▶ **CHALLENGE**: The listing must be reproduced in full, exactly as it stands.

Dataset rows about figures:
--------
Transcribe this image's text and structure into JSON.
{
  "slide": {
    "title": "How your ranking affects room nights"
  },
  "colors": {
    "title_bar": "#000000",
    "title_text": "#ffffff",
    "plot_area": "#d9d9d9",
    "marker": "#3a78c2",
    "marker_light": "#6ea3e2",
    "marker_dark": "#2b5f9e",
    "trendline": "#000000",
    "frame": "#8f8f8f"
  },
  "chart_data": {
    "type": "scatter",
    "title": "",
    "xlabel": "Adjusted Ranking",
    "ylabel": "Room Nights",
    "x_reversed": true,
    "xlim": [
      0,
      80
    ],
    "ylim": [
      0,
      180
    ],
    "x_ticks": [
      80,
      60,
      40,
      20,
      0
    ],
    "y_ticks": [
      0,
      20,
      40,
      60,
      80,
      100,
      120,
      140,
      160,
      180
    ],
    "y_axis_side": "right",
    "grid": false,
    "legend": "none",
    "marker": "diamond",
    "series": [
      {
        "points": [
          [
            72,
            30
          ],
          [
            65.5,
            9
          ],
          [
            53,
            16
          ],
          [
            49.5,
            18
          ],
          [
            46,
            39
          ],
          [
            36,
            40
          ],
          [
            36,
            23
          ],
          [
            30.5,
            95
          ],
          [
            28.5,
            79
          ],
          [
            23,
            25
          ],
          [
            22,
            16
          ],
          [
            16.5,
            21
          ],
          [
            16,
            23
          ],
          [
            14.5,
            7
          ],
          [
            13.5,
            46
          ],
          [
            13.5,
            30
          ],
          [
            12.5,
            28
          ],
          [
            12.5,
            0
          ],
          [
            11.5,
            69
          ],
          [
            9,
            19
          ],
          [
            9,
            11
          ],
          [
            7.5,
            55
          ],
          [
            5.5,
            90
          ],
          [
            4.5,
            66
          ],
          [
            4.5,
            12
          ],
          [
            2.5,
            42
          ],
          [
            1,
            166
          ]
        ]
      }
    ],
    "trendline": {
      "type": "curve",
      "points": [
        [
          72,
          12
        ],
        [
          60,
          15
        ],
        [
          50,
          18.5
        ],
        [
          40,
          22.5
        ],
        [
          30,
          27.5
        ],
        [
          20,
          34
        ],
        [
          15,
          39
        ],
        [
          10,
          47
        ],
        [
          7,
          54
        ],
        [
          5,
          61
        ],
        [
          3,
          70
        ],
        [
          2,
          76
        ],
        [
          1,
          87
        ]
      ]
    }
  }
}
--------
▶ **EXERCISE RESULT**:
Transcribe this image's text and structure into JSON.
{
  "slide": {
    "title": "How your ranking affects room nights"
  },
  "colors": {
    "title_bar": "#000000",
    "title_text": "#ffffff",
    "plot_area": "#d9d9d9",
    "marker": "#3a78c2",
    "marker_light": "#6ea3e2",
    "marker_dark": "#2b5f9e",
    "trendline": "#000000",
    "frame": "#8f8f8f"
  },
  "chart_data": {
    "type": "scatter",
    "title": "",
    "xlabel": "Adjusted Ranking",
    "ylabel": "Room Nights",
    "x_reversed": true,
    "xlim": [
      0,
      80
    ],
    "ylim": [
      0,
      180
    ],
    "x_ticks": [
      80,
      60,
      40,
      20,
      0
    ],
    "y_ticks": [
      0,
      20,
      40,
      60,
      80,
      100,
      120,
      140,
      160,
      180
    ],
    "y_axis_side": "right",
    "grid": false,
    "legend": "none",
    "marker": "diamond",
    "series": [
      {
        "points": [
          [
            72,
            30
          ],
          [
            65.5,
            9
          ],
          [
            53,
            16
          ],
          [
            49.5,
            18
          ],
          [
            46,
            39
          ],
          [
            36,
            40
          ],
          [
            36,
            23
          ],
          [
            30.5,
            95
          ],
          [
            28.5,
            79
          ],
          [
            23,
            25
          ],
          [
            22,
            16
          ],
          [
            16.5,
            21
          ],
          [
            16,
            23
          ],
          [
            14.5,
            7
          ],
          [
            13.5,
            46
          ],
          [
            13.5,
            30
          ],
          [
            12.5,
            28
          ],
          [
            12.5,
            0
          ],
          [
            11.5,
            69
          ],
          [
            9,
            19
          ],
          [
            9,
            11
          ],
          [
            7.5,
            55
          ],
          [
            5.5,
            90
          ],
          [
            4.5,
            66
          ],
          [
            4.5,
            12
          ],
          [
            2.5,
            42
          ],
          [
            1,
            166
          ]
        ]
      }
    ],
    "trendline": {
      "type": "curve",
      "points": [
        [
          72,
          12
        ],
        [
          60,
          15
        ],
        [
          50,
          18.5
        ],
        [
          40,
          22.5
        ],
        [
          30,
          27.5
        ],
        [
          20,
          34
        ],
        [
          15,
          39
        ],
        [
          10,
          47
        ],
        [
          7,
          54
        ],
        [
          5,
          61
        ],
        [
          3,
          70
        ],
        [
          2,
          76
        ],
        [
          1,
          87
        ]
      ]
    }
  }
}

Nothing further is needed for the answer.